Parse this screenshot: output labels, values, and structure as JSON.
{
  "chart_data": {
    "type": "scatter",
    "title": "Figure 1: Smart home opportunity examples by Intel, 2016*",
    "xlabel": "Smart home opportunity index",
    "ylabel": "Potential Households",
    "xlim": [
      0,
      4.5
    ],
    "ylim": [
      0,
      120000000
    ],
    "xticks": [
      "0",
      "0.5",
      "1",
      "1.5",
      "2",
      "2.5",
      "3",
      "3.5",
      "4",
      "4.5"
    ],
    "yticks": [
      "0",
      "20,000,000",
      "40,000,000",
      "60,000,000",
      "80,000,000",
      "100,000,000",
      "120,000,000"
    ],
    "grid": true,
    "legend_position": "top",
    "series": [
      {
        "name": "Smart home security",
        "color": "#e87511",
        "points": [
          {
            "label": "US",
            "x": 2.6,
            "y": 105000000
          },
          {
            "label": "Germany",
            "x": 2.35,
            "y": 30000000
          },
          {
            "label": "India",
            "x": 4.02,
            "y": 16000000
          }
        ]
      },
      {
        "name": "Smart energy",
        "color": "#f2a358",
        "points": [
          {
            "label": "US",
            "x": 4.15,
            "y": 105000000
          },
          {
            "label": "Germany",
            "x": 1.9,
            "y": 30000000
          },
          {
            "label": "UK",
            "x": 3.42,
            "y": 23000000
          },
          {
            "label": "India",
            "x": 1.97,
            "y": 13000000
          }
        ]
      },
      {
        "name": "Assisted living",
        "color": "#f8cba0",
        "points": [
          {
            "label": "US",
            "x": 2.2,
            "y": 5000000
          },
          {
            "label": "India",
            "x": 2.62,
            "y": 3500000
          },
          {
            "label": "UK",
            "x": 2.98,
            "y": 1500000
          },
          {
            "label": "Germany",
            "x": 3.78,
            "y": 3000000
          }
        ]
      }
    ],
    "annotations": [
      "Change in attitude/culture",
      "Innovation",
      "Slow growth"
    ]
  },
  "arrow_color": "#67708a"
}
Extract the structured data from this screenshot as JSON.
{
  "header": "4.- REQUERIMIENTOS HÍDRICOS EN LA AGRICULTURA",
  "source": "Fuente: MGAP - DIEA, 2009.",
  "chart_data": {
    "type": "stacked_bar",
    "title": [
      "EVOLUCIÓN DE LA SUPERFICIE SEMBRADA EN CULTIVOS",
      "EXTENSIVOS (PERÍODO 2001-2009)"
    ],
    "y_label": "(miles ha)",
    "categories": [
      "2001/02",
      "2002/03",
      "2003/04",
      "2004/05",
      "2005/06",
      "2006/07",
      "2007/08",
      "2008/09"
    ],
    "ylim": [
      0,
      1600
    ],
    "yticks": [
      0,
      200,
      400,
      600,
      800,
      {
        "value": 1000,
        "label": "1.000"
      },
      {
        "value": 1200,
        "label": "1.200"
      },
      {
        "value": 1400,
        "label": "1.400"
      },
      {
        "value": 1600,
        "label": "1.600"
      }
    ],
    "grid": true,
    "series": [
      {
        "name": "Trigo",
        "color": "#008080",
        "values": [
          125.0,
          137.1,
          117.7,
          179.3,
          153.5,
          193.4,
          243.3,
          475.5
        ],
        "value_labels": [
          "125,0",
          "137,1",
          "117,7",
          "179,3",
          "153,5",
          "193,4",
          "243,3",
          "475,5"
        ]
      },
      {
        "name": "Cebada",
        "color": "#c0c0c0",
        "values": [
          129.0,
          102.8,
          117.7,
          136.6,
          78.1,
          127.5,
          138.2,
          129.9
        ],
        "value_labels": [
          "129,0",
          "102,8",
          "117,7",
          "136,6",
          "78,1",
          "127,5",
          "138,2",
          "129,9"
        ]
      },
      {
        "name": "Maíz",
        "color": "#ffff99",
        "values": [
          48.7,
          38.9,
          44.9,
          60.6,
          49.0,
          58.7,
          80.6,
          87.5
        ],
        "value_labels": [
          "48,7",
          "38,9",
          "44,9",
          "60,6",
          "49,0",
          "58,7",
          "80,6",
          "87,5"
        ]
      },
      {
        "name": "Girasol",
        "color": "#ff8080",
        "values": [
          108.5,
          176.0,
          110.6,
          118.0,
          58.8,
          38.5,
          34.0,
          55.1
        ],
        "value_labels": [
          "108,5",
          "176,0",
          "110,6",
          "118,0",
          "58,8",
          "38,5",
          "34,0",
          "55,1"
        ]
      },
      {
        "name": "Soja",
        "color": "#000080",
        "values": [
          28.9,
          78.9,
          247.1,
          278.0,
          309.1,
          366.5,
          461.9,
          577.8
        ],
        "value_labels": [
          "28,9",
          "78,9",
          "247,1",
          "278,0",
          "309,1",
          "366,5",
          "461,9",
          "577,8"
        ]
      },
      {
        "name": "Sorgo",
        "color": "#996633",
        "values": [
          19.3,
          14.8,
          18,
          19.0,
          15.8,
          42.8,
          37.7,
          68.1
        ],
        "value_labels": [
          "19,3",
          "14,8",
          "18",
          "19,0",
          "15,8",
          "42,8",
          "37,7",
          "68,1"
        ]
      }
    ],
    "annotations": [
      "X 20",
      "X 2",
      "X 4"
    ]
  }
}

Written task
Reply with one number only, the count of lines above that hold the string "JSON".

Response to the exercise
2